* START Given information *

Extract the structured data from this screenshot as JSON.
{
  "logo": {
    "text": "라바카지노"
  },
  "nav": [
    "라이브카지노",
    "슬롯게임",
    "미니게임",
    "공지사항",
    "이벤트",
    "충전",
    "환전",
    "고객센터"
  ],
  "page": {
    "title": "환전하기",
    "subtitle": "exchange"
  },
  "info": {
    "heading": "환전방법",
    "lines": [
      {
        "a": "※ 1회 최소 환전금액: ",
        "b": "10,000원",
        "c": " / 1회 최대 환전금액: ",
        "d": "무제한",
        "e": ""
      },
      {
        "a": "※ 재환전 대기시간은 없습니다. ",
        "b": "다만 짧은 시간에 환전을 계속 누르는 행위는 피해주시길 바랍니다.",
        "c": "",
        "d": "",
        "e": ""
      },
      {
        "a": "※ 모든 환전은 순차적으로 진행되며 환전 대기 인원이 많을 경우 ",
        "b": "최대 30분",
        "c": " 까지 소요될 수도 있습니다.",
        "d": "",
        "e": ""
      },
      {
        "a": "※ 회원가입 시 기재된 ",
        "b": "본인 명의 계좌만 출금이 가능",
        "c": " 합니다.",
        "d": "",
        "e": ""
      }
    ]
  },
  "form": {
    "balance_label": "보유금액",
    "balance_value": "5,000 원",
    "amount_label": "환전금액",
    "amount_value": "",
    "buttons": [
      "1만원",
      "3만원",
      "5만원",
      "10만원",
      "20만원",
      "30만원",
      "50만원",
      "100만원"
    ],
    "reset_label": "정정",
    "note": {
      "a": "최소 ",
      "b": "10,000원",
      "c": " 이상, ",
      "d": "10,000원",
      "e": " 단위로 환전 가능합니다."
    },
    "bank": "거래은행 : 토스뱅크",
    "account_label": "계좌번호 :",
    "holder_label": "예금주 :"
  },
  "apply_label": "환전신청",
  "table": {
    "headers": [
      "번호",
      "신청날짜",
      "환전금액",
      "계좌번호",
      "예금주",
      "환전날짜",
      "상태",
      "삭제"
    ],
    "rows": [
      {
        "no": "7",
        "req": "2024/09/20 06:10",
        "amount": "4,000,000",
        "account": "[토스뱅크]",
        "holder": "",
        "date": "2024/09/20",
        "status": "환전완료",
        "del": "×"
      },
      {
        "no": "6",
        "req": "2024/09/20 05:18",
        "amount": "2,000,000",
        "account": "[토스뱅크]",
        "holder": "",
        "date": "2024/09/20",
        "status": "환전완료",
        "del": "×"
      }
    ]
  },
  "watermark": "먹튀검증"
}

* END Given information *

§ Task details: Gather each line in the entries above where the string "환전금액" is found.

§ Worked answer:
        "a": "※ 1회 최소 환전금액: ",
        "c": " / 1회 최대 환전금액: ",
    "amount_label": "환전금액",
      "환전금액",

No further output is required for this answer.